TO DO
Omit the pictures and output every entry below exactly as written.

***** RECORD EXCERPTS *****

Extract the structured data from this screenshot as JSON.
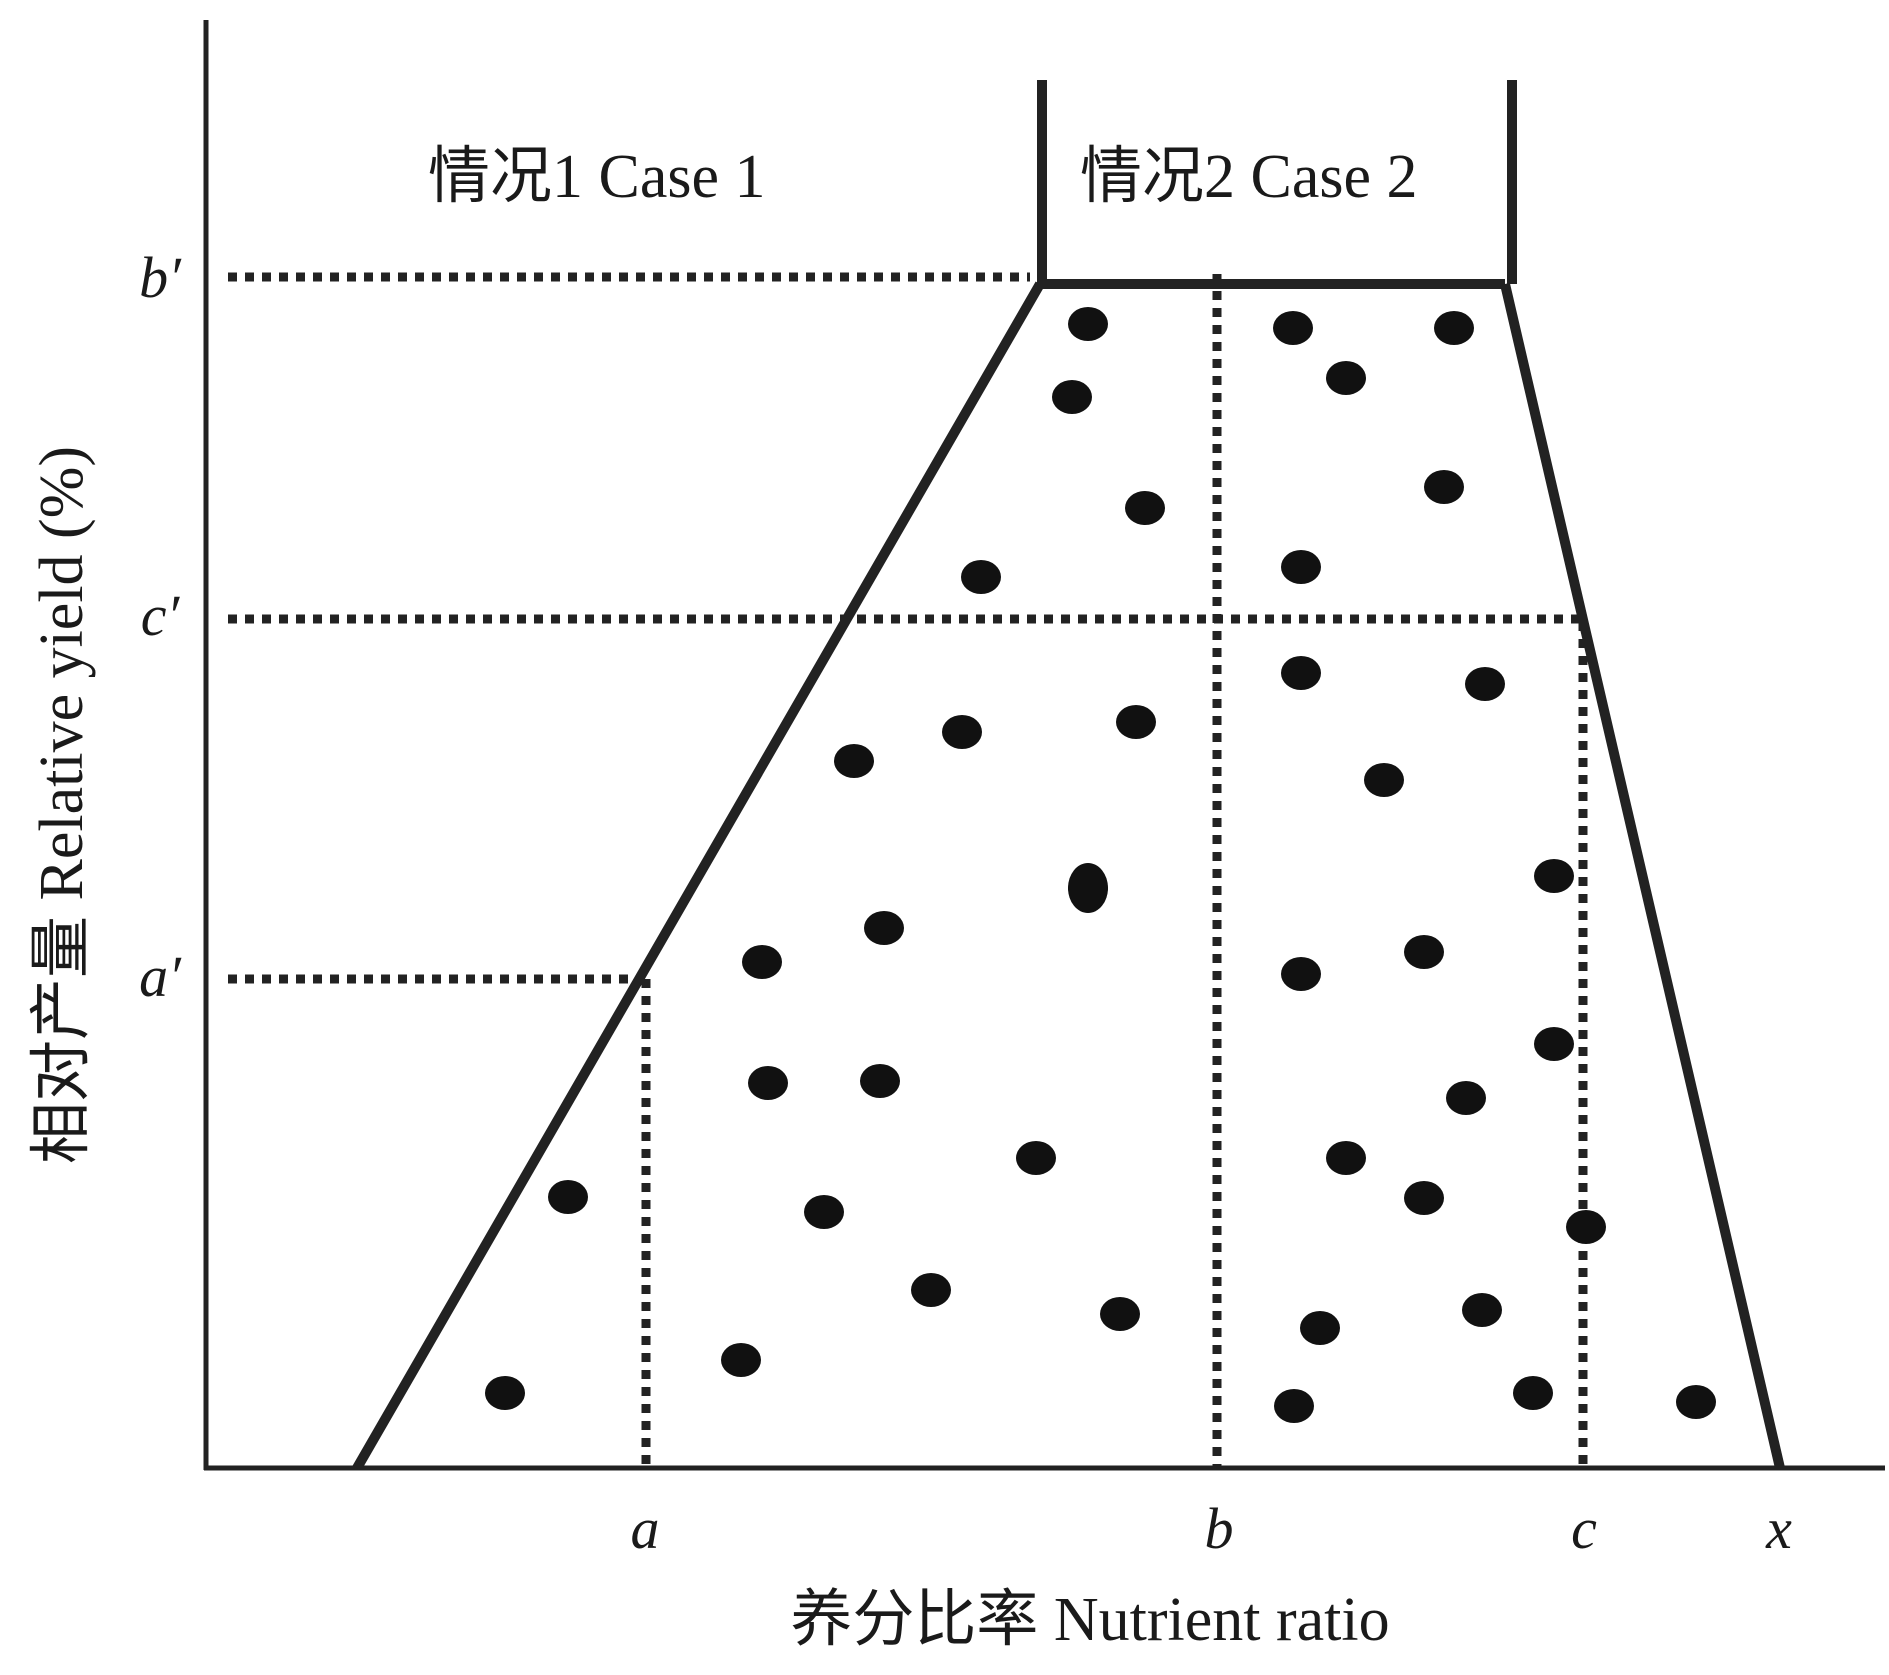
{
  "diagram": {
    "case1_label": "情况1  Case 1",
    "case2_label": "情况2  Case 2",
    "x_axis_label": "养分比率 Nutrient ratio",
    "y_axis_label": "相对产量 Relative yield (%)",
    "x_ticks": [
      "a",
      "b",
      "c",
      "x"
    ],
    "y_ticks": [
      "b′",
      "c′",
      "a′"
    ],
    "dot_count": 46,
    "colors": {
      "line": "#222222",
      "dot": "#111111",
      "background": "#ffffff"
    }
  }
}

*****

EXPECTED OUTPUT
Extract the structured data from this screenshot as JSON.
{
  "diagram": {
    "case1_label": "情况1  Case 1",
    "case2_label": "情况2  Case 2",
    "x_axis_label": "养分比率 Nutrient ratio",
    "y_axis_label": "相对产量 Relative yield (%)",
    "x_ticks": [
      "a",
      "b",
      "c",
      "x"
    ],
    "y_ticks": [
      "b′",
      "c′",
      "a′"
    ],
    "dot_count": 46,
    "colors": {
      "line": "#222222",
      "dot": "#111111",
      "background": "#ffffff"
    }
  }
}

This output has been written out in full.